### Task to carry out
Scan the data below for the string "consecuencia". Show every line where it turns up.

### Supplied data
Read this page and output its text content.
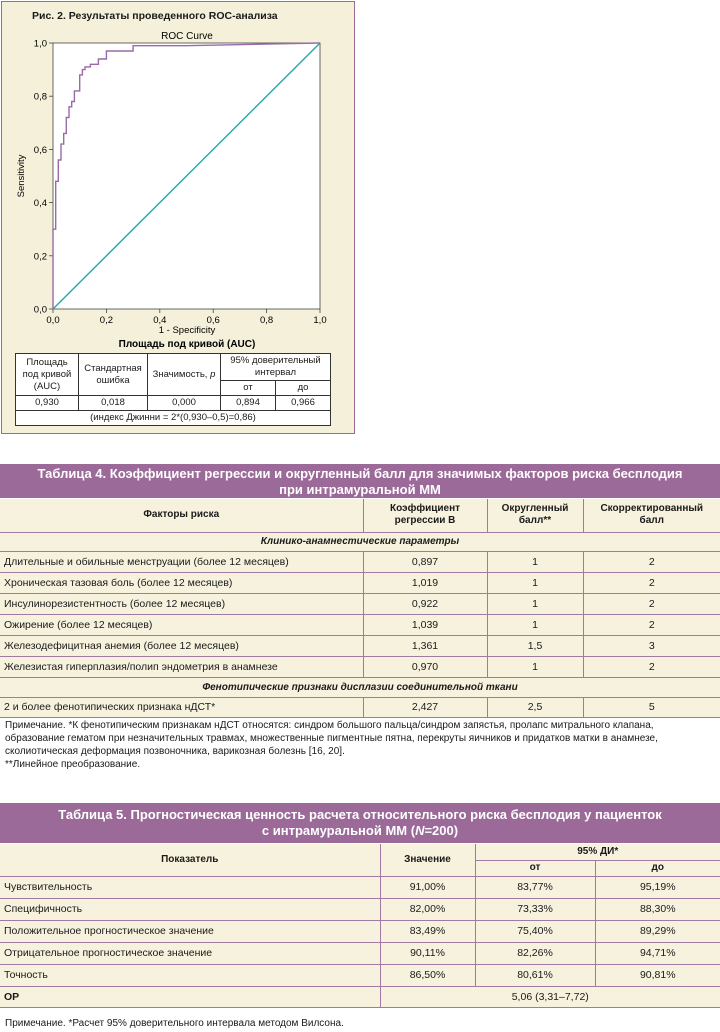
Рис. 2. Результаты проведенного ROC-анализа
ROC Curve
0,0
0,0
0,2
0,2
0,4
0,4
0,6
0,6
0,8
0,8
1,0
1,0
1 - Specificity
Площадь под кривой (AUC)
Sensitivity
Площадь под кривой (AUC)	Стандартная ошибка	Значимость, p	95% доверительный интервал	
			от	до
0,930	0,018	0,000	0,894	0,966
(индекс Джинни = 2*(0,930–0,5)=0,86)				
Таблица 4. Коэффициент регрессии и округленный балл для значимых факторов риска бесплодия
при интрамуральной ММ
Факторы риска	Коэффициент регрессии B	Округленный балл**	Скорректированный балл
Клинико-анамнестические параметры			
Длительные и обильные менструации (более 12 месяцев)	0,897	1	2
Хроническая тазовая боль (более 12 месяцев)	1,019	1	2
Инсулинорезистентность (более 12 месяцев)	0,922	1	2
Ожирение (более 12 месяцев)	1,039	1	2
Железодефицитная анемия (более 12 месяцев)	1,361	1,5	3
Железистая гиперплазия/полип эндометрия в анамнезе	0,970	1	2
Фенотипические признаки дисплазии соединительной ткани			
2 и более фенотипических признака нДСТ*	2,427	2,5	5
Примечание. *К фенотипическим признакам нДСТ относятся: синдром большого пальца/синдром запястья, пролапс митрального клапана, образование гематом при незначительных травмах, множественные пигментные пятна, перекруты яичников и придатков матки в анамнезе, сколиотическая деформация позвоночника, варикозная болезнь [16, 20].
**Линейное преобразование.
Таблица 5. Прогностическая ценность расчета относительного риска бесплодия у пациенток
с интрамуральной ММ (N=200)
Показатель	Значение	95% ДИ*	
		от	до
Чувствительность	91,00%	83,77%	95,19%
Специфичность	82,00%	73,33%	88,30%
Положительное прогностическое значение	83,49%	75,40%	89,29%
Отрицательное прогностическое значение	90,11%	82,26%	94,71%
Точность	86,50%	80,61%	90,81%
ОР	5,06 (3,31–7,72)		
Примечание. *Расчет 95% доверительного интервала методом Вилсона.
---
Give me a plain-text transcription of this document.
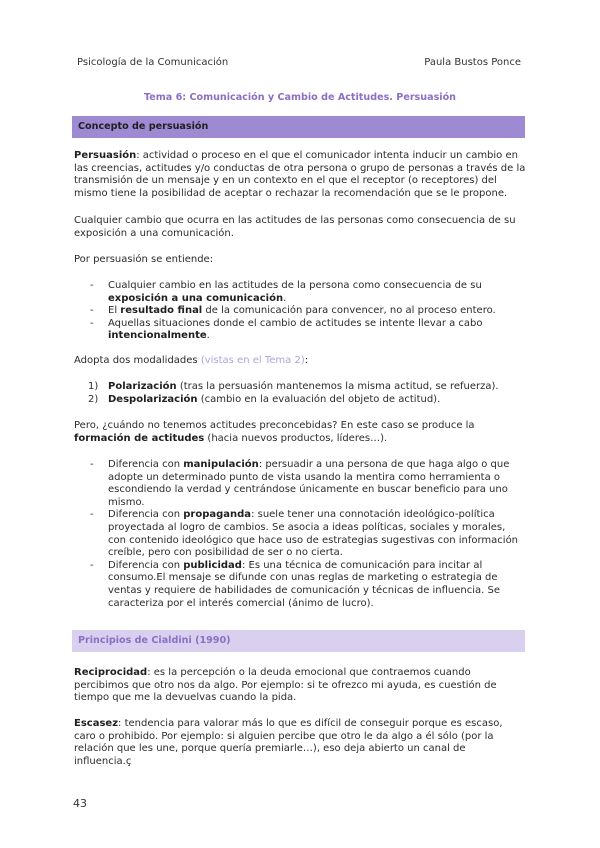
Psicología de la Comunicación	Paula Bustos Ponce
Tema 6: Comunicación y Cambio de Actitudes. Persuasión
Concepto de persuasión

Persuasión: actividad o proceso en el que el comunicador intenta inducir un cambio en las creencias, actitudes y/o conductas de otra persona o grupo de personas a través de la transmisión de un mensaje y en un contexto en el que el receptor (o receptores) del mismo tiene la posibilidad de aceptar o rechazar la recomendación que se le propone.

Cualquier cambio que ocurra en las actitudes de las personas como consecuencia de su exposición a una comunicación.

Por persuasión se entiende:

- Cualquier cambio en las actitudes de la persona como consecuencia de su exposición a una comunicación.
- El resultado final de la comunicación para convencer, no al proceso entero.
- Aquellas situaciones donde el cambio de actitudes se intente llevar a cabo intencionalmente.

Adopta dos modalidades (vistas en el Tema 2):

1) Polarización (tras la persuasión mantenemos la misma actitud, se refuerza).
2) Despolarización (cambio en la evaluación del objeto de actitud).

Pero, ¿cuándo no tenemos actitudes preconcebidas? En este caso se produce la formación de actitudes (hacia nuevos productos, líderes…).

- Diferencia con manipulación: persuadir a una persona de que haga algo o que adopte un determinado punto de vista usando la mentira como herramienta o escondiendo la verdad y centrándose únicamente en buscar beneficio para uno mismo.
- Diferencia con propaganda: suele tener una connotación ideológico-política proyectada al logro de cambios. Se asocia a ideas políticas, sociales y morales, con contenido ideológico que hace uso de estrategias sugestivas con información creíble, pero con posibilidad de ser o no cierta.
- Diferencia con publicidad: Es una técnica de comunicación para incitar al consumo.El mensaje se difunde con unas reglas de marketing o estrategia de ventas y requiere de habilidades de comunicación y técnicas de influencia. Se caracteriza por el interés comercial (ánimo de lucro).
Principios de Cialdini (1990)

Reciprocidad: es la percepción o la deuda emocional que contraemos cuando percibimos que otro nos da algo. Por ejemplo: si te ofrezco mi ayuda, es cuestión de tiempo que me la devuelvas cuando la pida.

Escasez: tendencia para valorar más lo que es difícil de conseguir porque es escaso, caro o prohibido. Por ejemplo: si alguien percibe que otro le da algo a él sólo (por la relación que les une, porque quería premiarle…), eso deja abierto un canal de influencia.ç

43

### Answer to the problem
Cualquier cambio que ocurra en las actitudes de las personas como consecuencia de su exposición a una comunicación.
- Cualquier cambio en las actitudes de la persona como consecuencia de su exposición a una comunicación.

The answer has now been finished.